[Stored data entries]
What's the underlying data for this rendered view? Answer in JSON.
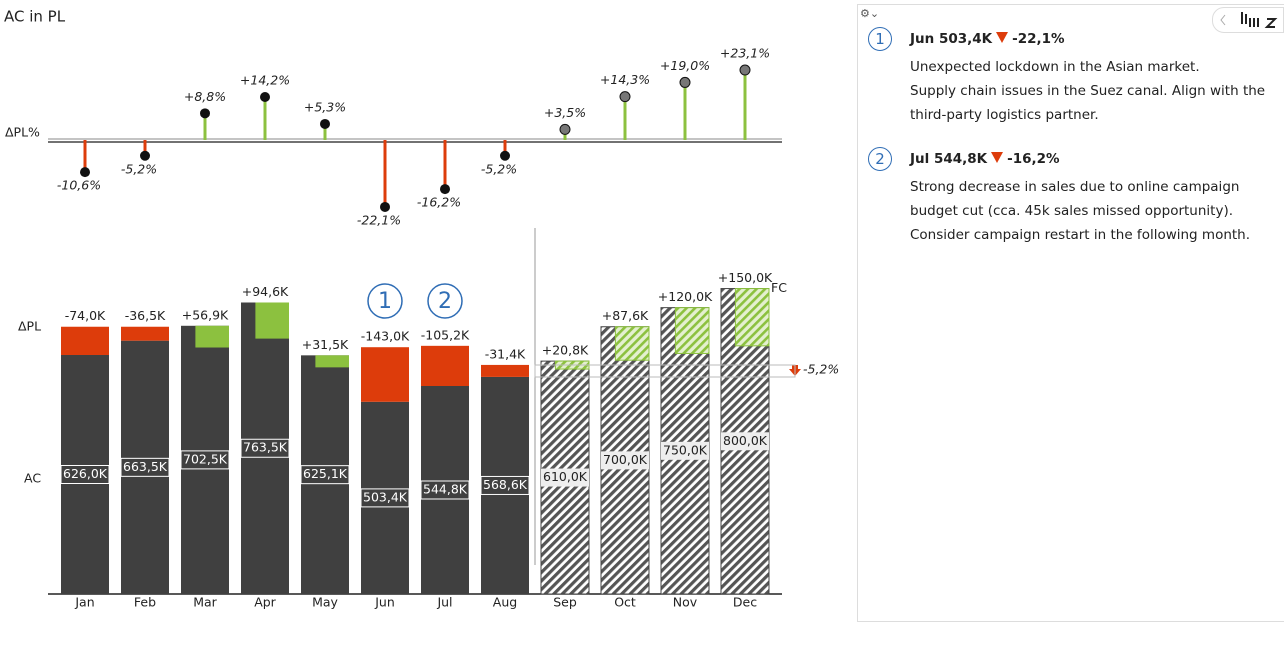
{
  "chart_data": {
    "type": "variance-bar",
    "title": "AC in PL",
    "categories": [
      "Jan",
      "Feb",
      "Mar",
      "Apr",
      "May",
      "Jun",
      "Jul",
      "Aug",
      "Sep",
      "Oct",
      "Nov",
      "Dec"
    ],
    "forecast_start": "Sep",
    "forecast_label": "FC",
    "series": [
      {
        "name": "ΔPL%",
        "values": [
          -10.6,
          -5.2,
          8.8,
          14.2,
          5.3,
          -22.1,
          -16.2,
          -5.2,
          3.5,
          14.3,
          19.0,
          23.1
        ],
        "value_labels": [
          "-10,6%",
          "-5,2%",
          "+8,8%",
          "+14,2%",
          "+5,3%",
          "-22,1%",
          "-16,2%",
          "-5,2%",
          "+3,5%",
          "+14,3%",
          "+19,0%",
          "+23,1%"
        ],
        "positive_color": "#8cc13f",
        "negative_color": "#dd3c0b"
      },
      {
        "name": "ΔPL",
        "values": [
          -74.0,
          -36.5,
          56.9,
          94.6,
          31.5,
          -143.0,
          -105.2,
          -31.4,
          20.8,
          87.6,
          120.0,
          150.0
        ],
        "value_labels": [
          "-74,0K",
          "-36,5K",
          "+56,9K",
          "+94,6K",
          "+31,5K",
          "-143,0K",
          "-105,2K",
          "-31,4K",
          "+20,8K",
          "+87,6K",
          "+120,0K",
          "+150,0K"
        ],
        "positive_color": "#8cc13f",
        "negative_color": "#dd3c0b"
      },
      {
        "name": "AC",
        "values": [
          626.0,
          663.5,
          702.5,
          763.5,
          625.1,
          503.4,
          544.8,
          568.6,
          610.0,
          700.0,
          750.0,
          800.0
        ],
        "value_labels": [
          "626,0K",
          "663,5K",
          "702,5K",
          "763,5K",
          "625,1K",
          "503,4K",
          "544,8K",
          "568,6K",
          "610,0K",
          "700,0K",
          "750,0K",
          "800,0K"
        ],
        "color": "#404040"
      }
    ],
    "total_delta_pct": -5.2,
    "total_delta_pct_label": "-5,2%"
  },
  "comments": [
    {
      "marker": "1",
      "title": "Jun 503,4K",
      "delta": "-22,1%",
      "lines": [
        "Unexpected lockdown in the Asian market.",
        "Supply chain issues in the Suez canal. Align with the third-party logistics partner."
      ]
    },
    {
      "marker": "2",
      "title": "Jul 544,8K",
      "delta": "-16,2%",
      "lines": [
        "Strong decrease in sales due to online campaign budget cut (cca. 45k sales missed opportunity).",
        "Consider campaign restart in the following month."
      ]
    }
  ]
}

STATED PROBLEM:
Using the material above, set down every line exactly, but skip the pictures.

REPLY TO THE EXERCISE:
What's the underlying data for this rendered view? Answer in JSON.
{
  "chart_data": {
    "type": "variance-bar",
    "title": "AC in PL",
    "categories": [
      "Jan",
      "Feb",
      "Mar",
      "Apr",
      "May",
      "Jun",
      "Jul",
      "Aug",
      "Sep",
      "Oct",
      "Nov",
      "Dec"
    ],
    "forecast_start": "Sep",
    "forecast_label": "FC",
    "series": [
      {
        "name": "ΔPL%",
        "values": [
          -10.6,
          -5.2,
          8.8,
          14.2,
          5.3,
          -22.1,
          -16.2,
          -5.2,
          3.5,
          14.3,
          19.0,
          23.1
        ],
        "value_labels": [
          "-10,6%",
          "-5,2%",
          "+8,8%",
          "+14,2%",
          "+5,3%",
          "-22,1%",
          "-16,2%",
          "-5,2%",
          "+3,5%",
          "+14,3%",
          "+19,0%",
          "+23,1%"
        ],
        "positive_color": "#8cc13f",
        "negative_color": "#dd3c0b"
      },
      {
        "name": "ΔPL",
        "values": [
          -74.0,
          -36.5,
          56.9,
          94.6,
          31.5,
          -143.0,
          -105.2,
          -31.4,
          20.8,
          87.6,
          120.0,
          150.0
        ],
        "value_labels": [
          "-74,0K",
          "-36,5K",
          "+56,9K",
          "+94,6K",
          "+31,5K",
          "-143,0K",
          "-105,2K",
          "-31,4K",
          "+20,8K",
          "+87,6K",
          "+120,0K",
          "+150,0K"
        ],
        "positive_color": "#8cc13f",
        "negative_color": "#dd3c0b"
      },
      {
        "name": "AC",
        "values": [
          626.0,
          663.5,
          702.5,
          763.5,
          625.1,
          503.4,
          544.8,
          568.6,
          610.0,
          700.0,
          750.0,
          800.0
        ],
        "value_labels": [
          "626,0K",
          "663,5K",
          "702,5K",
          "763,5K",
          "625,1K",
          "503,4K",
          "544,8K",
          "568,6K",
          "610,0K",
          "700,0K",
          "750,0K",
          "800,0K"
        ],
        "color": "#404040"
      }
    ],
    "total_delta_pct": -5.2,
    "total_delta_pct_label": "-5,2%"
  },
  "comments": [
    {
      "marker": "1",
      "title": "Jun 503,4K",
      "delta": "-22,1%",
      "lines": [
        "Unexpected lockdown in the Asian market.",
        "Supply chain issues in the Suez canal. Align with the third-party logistics partner."
      ]
    },
    {
      "marker": "2",
      "title": "Jul 544,8K",
      "delta": "-16,2%",
      "lines": [
        "Strong decrease in sales due to online campaign budget cut (cca. 45k sales missed opportunity).",
        "Consider campaign restart in the following month."
      ]
    }
  ]
}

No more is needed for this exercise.